Dataset items
• • • •

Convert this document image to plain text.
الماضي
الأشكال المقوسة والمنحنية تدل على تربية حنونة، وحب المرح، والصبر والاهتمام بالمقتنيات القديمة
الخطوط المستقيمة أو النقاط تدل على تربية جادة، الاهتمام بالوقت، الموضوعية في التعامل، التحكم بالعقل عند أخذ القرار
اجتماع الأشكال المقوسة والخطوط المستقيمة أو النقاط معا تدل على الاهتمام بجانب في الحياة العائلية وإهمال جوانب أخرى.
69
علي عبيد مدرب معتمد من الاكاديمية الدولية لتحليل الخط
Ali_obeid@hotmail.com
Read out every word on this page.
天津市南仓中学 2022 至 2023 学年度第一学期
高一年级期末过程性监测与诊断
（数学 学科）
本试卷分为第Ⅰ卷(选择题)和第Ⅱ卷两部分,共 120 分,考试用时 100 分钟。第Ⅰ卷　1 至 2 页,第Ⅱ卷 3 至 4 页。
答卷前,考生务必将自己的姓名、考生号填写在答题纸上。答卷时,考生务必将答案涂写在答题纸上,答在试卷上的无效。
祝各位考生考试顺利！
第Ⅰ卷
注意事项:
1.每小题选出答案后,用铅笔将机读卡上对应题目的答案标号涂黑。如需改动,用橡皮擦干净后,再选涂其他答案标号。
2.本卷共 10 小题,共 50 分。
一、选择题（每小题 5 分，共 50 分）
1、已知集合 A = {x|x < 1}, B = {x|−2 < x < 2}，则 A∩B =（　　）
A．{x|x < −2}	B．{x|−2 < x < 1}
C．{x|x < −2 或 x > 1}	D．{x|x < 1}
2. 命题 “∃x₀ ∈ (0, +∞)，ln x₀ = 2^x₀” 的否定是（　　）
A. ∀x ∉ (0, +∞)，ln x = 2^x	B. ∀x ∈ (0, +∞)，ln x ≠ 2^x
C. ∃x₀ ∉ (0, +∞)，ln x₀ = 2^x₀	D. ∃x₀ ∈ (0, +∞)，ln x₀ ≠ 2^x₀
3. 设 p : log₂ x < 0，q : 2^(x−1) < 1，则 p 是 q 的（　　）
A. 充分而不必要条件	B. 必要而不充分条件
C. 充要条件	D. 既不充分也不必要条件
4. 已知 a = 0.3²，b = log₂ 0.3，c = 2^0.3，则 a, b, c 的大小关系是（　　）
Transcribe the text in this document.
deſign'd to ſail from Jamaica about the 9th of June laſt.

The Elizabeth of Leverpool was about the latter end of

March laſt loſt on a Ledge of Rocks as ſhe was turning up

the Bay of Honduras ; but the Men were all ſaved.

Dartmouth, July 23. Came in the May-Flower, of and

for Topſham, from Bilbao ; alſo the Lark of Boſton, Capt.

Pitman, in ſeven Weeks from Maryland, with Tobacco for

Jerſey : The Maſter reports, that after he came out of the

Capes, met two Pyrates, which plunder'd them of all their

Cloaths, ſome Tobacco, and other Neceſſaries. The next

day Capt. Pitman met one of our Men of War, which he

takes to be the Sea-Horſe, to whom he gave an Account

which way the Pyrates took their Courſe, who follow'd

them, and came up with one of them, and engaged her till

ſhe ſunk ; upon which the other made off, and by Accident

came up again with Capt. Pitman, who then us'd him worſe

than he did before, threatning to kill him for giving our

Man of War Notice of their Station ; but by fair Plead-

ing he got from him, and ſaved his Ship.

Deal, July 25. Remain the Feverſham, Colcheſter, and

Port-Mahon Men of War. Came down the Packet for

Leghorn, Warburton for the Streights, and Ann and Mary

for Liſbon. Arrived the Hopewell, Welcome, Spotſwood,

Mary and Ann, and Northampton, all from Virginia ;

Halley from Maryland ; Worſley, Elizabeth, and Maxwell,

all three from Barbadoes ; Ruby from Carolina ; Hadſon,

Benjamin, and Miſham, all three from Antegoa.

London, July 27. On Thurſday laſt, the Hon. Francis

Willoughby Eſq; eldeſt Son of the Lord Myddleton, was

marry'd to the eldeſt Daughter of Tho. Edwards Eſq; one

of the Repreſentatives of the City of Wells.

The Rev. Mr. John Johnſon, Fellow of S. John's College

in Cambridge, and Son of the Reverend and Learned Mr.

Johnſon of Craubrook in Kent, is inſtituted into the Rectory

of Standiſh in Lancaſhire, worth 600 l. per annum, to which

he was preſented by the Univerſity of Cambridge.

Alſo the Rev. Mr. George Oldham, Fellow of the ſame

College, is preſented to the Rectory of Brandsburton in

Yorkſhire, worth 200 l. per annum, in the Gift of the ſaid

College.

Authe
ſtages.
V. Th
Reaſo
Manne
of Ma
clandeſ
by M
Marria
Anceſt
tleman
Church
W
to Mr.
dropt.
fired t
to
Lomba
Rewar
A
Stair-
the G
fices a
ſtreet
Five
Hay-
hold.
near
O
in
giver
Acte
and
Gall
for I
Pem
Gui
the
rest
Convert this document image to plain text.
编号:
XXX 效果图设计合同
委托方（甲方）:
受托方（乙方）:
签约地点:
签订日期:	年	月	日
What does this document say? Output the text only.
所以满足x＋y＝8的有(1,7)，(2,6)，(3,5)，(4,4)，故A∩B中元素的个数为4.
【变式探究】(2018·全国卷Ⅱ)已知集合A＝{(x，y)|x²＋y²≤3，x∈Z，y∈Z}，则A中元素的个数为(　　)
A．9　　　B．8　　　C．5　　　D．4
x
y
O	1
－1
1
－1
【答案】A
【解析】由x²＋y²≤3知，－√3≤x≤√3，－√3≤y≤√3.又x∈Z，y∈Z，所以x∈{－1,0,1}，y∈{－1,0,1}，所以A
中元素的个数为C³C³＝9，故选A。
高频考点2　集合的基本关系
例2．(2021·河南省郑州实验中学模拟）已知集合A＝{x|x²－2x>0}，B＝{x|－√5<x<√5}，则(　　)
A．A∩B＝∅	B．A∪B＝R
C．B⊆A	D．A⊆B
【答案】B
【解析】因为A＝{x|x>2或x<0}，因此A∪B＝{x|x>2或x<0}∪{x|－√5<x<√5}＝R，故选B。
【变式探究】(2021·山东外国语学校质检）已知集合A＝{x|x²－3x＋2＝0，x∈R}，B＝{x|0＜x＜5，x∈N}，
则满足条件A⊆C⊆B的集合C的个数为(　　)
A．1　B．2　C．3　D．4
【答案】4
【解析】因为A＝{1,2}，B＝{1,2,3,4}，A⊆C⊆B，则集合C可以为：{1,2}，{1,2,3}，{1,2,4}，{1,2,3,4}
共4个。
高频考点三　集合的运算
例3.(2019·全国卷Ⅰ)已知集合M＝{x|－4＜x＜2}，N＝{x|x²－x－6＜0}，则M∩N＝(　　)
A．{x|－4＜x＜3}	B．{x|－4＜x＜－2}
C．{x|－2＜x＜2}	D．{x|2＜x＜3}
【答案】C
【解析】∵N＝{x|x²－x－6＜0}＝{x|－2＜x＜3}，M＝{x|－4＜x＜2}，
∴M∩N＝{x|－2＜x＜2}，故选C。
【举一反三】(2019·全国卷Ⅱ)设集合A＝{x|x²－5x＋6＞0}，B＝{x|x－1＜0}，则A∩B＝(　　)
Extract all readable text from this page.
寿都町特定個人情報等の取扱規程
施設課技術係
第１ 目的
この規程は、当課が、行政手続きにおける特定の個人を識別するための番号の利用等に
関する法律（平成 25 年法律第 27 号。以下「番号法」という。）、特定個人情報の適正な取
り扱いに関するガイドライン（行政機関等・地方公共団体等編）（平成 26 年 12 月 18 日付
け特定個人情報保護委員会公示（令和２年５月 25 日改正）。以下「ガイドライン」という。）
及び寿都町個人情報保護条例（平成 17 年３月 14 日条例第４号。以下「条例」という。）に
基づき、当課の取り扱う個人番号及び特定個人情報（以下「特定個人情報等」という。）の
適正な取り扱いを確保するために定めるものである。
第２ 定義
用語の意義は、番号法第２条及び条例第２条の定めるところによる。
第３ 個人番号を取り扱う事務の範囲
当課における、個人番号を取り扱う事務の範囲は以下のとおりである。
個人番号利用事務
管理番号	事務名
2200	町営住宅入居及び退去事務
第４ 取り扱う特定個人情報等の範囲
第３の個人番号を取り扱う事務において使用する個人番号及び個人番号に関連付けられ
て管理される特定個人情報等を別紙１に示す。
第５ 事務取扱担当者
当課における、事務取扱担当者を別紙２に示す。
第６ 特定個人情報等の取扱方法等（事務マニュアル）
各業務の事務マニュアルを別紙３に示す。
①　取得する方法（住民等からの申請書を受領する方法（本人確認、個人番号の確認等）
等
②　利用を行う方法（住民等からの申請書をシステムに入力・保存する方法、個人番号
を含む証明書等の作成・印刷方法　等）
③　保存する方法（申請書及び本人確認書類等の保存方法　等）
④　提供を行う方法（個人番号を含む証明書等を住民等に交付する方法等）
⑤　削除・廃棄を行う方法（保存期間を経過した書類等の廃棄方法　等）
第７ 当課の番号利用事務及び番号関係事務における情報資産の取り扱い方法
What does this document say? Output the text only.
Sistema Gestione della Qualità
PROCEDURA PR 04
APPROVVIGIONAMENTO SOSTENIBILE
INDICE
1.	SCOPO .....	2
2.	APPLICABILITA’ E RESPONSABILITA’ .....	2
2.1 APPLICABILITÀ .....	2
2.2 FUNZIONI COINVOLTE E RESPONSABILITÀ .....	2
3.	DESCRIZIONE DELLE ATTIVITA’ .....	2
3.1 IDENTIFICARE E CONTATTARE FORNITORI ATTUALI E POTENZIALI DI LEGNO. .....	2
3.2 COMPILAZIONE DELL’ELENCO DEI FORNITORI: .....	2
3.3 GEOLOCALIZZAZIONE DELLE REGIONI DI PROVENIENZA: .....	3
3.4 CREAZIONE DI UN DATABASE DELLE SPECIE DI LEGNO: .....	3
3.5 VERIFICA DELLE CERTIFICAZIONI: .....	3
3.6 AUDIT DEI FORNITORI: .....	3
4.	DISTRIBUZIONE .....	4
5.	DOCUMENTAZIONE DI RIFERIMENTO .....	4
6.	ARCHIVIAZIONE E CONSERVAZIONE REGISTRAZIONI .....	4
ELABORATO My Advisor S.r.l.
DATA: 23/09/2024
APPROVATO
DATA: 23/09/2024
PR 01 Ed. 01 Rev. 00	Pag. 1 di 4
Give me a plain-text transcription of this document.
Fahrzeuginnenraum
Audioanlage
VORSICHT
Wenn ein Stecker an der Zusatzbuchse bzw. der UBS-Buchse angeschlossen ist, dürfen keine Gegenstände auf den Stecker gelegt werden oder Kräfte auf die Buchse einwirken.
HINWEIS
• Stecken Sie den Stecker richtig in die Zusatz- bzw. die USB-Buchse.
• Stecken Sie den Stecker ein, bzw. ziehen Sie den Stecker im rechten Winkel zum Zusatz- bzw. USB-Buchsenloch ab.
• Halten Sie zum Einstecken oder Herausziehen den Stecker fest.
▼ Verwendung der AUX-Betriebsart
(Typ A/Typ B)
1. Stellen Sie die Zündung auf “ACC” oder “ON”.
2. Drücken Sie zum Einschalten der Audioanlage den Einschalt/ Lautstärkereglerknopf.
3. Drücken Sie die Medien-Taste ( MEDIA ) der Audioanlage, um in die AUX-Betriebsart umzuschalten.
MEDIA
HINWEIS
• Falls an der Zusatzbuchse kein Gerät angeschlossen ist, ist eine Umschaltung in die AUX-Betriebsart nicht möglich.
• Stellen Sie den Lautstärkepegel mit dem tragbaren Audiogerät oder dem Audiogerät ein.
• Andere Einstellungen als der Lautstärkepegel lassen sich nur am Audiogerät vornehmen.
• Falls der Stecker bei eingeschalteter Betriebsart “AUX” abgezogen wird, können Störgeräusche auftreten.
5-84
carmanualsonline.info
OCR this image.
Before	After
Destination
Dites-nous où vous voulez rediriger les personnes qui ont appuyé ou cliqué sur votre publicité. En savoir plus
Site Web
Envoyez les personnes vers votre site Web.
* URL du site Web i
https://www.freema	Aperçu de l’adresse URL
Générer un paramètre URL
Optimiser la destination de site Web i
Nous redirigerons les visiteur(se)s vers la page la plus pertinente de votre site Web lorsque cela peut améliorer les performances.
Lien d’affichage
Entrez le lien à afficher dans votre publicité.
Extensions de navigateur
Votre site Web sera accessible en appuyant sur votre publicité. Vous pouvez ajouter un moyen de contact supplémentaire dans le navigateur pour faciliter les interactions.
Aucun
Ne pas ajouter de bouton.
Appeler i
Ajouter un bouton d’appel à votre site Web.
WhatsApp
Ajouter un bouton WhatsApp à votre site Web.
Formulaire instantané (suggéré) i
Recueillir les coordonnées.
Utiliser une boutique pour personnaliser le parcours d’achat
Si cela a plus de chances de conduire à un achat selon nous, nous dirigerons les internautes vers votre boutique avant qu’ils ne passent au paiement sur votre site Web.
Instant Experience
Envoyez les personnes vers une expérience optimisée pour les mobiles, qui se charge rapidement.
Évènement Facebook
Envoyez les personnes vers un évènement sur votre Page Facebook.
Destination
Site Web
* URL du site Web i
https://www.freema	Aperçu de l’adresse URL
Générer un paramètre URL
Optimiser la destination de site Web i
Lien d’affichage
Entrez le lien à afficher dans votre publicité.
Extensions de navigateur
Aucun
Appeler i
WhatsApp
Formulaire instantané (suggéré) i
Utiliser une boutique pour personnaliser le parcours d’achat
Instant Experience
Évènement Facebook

• • • •

Each line above that holds the string "全国卷Ⅱ" should be copied and shown.

【变式探究】(2018·全国卷Ⅱ)已知集合A＝{(x，y)|x²＋y²≤3，x∈Z，y∈Z}，则A中元素的个数为(　　)
【举一反三】(2019·全国卷Ⅱ)设集合A＝{x|x²－5x＋6＞0}，B＝{x|x－1＜0}，则A∩B＝(　　)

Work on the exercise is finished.